# [The data]
++++

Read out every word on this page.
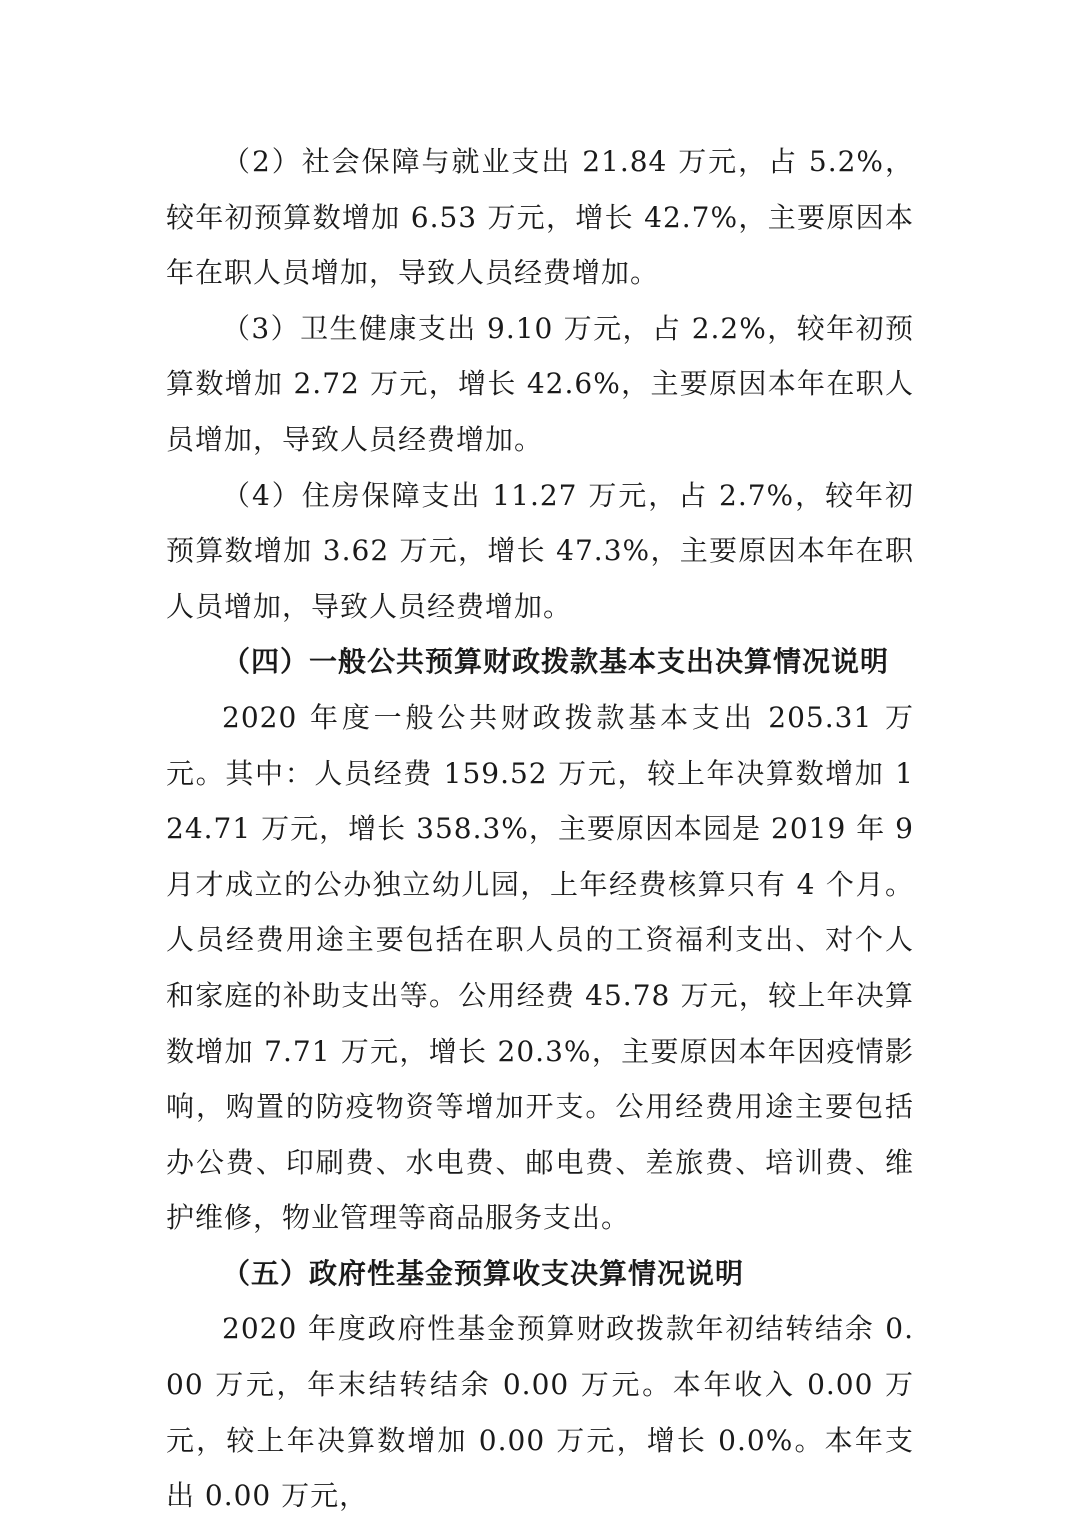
（2）社会保障与就业支出 21.84 万元，占 5.2%，较年初预算数增加 6.53 万元，增长 42.7%，主要原因本年在职人员增加，导致人员经费增加。

（3）卫生健康支出 9.10 万元，占 2.2%，较年初预算数增加 2.72 万元，增长 42.6%，主要原因本年在职人员增加，导致人员经费增加。

（4）住房保障支出 11.27 万元，占 2.7%，较年初预算数增加 3.62 万元，增长 47.3%，主要原因本年在职人员增加，导致人员经费增加。

（四）一般公共预算财政拨款基本支出决算情况说明

2020 年度一般公共财政拨款基本支出 205.31 万元。其中：人员经费 159.52 万元，较上年决算数增加 124.71 万元，增长 358.3%，主要原因本园是 2019 年 9 月才成立的公办独立幼儿园，上年经费核算只有 4 个月。人员经费用途主要包括在职人员的工资福利支出、对个人和家庭的补助支出等。公用经费 45.78 万元，较上年决算数增加 7.71 万元，增长 20.3%，主要原因本年因疫情影响，购置的防疫物资等增加开支。公用经费用途主要包括办公费、印刷费、水电费、邮电费、差旅费、培训费、维护维修，物业管理等商品服务支出。

（五）政府性基金预算收支决算情况说明

2020 年度政府性基金预算财政拨款年初结转结余 0.00 万元，年末结转结余 0.00 万元。本年收入 0.00 万元，较上年决算数增加 0.00 万元，增长 0.0%。本年支出 0.00 万元，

++++

# [Set problem]
Repeat everything in the records precisely. Images are excluded from the copy.

# [Answer for the task]
Read out every word on this page.
（2）社会保障与就业支出 21.84 万元，占 5.2%，较年初预算数增加 6.53 万元，增长 42.7%，主要原因本年在职人员增加，导致人员经费增加。

（3）卫生健康支出 9.10 万元，占 2.2%，较年初预算数增加 2.72 万元，增长 42.6%，主要原因本年在职人员增加，导致人员经费增加。

（4）住房保障支出 11.27 万元，占 2.7%，较年初预算数增加 3.62 万元，增长 47.3%，主要原因本年在职人员增加，导致人员经费增加。

（四）一般公共预算财政拨款基本支出决算情况说明

2020 年度一般公共财政拨款基本支出 205.31 万元。其中：人员经费 159.52 万元，较上年决算数增加 124.71 万元，增长 358.3%，主要原因本园是 2019 年 9 月才成立的公办独立幼儿园，上年经费核算只有 4 个月。人员经费用途主要包括在职人员的工资福利支出、对个人和家庭的补助支出等。公用经费 45.78 万元，较上年决算数增加 7.71 万元，增长 20.3%，主要原因本年因疫情影响，购置的防疫物资等增加开支。公用经费用途主要包括办公费、印刷费、水电费、邮电费、差旅费、培训费、维护维修，物业管理等商品服务支出。

（五）政府性基金预算收支决算情况说明

2020 年度政府性基金预算财政拨款年初结转结余 0.00 万元，年末结转结余 0.00 万元。本年收入 0.00 万元，较上年决算数增加 0.00 万元，增长 0.0%。本年支出 0.00 万元，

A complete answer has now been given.